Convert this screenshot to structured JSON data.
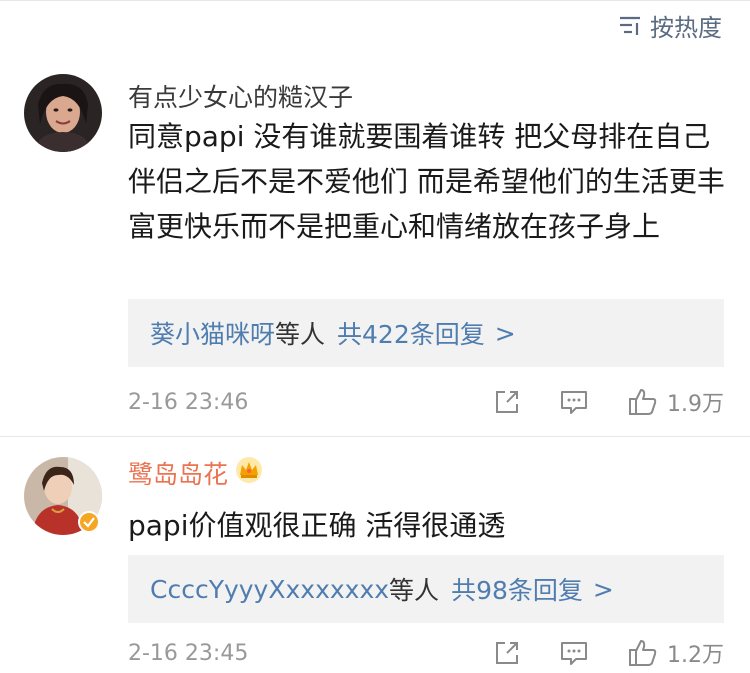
{
  "sort": {
    "label": "按热度"
  },
  "comments": [
    {
      "username": "有点少女心的糙汉子",
      "text": "同意papi 没有谁就要围着谁转 把父母排在自己 伴侣之后不是不爱他们 而是希望他们的生活更丰富更快乐而不是把重心和情绪放在孩子身上",
      "replies": {
        "names": "葵小猫咪呀",
        "etc": "等人",
        "count": "共422条回复",
        "arrow": ">"
      },
      "time": "2-16 23:46",
      "likes": "1.9万"
    },
    {
      "username": "鹭岛岛花",
      "text": "papi价值观很正确 活得很通透",
      "replies": {
        "names": "CcccYyyyXxxxxxxx",
        "etc": "等人",
        "count": "共98条回复",
        "arrow": ">"
      },
      "time": "2-16 23:45",
      "likes": "1.2万"
    }
  ],
  "colors": {
    "link": "#507daf",
    "vip_name": "#eb7350",
    "muted": "#999999"
  },
  "icons": [
    "sort-icon",
    "share-icon",
    "comment-icon",
    "like-icon",
    "crown-icon",
    "verified-badge-icon"
  ]
}
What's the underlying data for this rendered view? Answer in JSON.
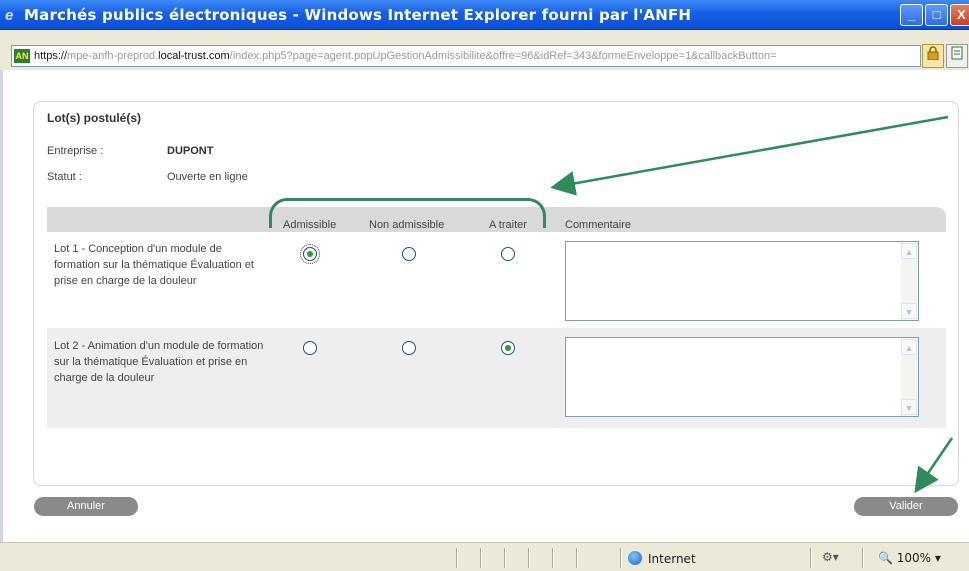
{
  "window": {
    "title": "Marchés publics électroniques - Windows Internet Explorer fourni par l'ANFH",
    "min_label": "_",
    "max_label": "□",
    "close_label": "X"
  },
  "address": {
    "scheme": "https://",
    "subdomain": "mpe-anfh-preprod.",
    "host": "local-trust.com",
    "path": "/index.php5?page=agent.popUpGestionAdmissibilite&offre=96&idRef=343&formeEnveloppe=1&callbackButton=",
    "site_icon": "AN",
    "lock_icon": "lock-icon",
    "page_icon": "page-icon"
  },
  "panel": {
    "title": "Lot(s) postulé(s)",
    "company_label": "Entreprise :",
    "company_value": "DUPONT",
    "status_label": "Statut :",
    "status_value": "Ouverte en ligne"
  },
  "grid": {
    "columns": [
      "Admissible",
      "Non admissible",
      "A traiter",
      "Commentaire"
    ],
    "rows": [
      {
        "lot": "Lot 1 - Conception d'un module de formation sur la thématique Évaluation et prise en charge de la douleur",
        "selected": "Admissible",
        "comment": ""
      },
      {
        "lot": "Lot 2 - Animation d'un module de formation sur la thématique Évaluation et prise en charge de la douleur",
        "selected": "A traiter",
        "comment": ""
      }
    ]
  },
  "actions": {
    "cancel": "Annuler",
    "validate": "Valider"
  },
  "statusbar": {
    "zone": "Internet",
    "zoom": "100%"
  },
  "colors": {
    "annotation": "#2f8a5c",
    "titlebar": "#1760e6",
    "button": "#8a8a8a"
  }
}
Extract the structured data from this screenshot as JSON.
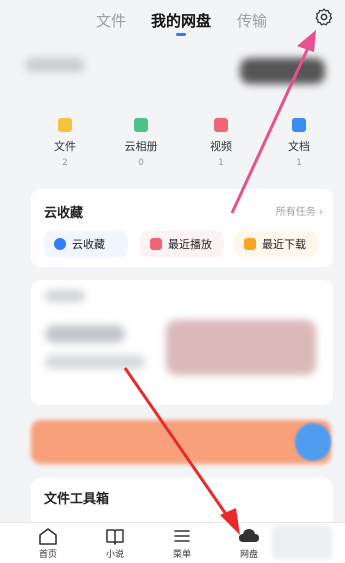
{
  "top_tabs": {
    "files": "文件",
    "my_disk": "我的网盘",
    "transfer": "传输"
  },
  "categories": [
    {
      "label": "文件",
      "count": "2",
      "color": "#f9c23c"
    },
    {
      "label": "云相册",
      "count": "0",
      "color": "#4cc38a"
    },
    {
      "label": "视频",
      "count": "1",
      "color": "#f0647a"
    },
    {
      "label": "文档",
      "count": "1",
      "color": "#3c8cf5"
    }
  ],
  "cloud_fav": {
    "title": "云收藏",
    "all_tasks": "所有任务 ›",
    "items": [
      {
        "label": "云收藏",
        "color": "#2f7cf6"
      },
      {
        "label": "最近播放",
        "color": "#f0647a"
      },
      {
        "label": "最近下载",
        "color": "#f5a623"
      }
    ]
  },
  "tools": {
    "title": "文件工具箱"
  },
  "bottom_nav": [
    {
      "label": "首页"
    },
    {
      "label": "小说"
    },
    {
      "label": "菜单"
    },
    {
      "label": "网盘"
    }
  ],
  "colors": {
    "accent": "#2f7cf6",
    "arrow_pink": "#e8508f",
    "arrow_red": "#e82a2a"
  }
}
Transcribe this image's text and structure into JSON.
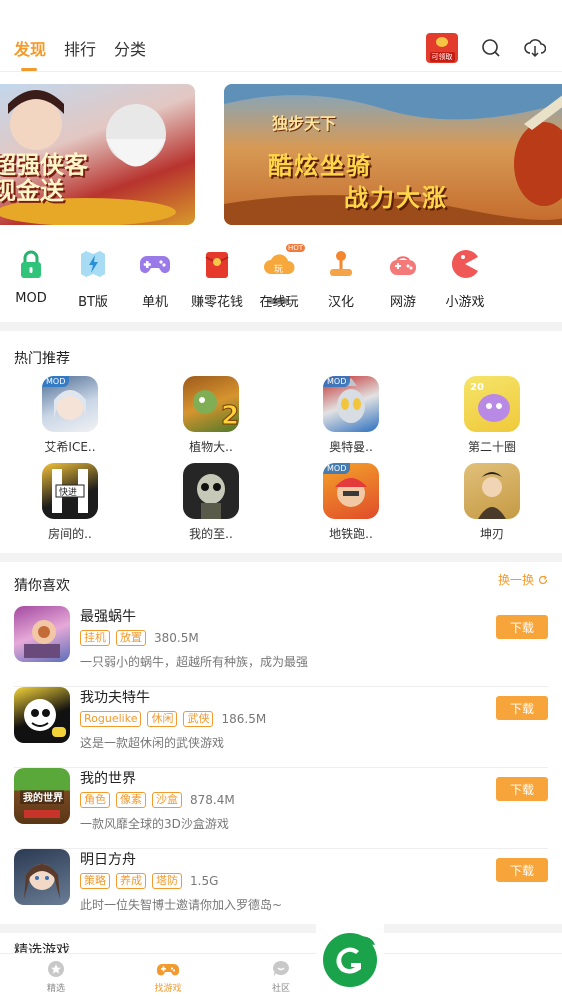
════
== Written task ==
Within the listing, how many lines hold the word "data"? Only the number is to be given.

== Solution to this task ==
3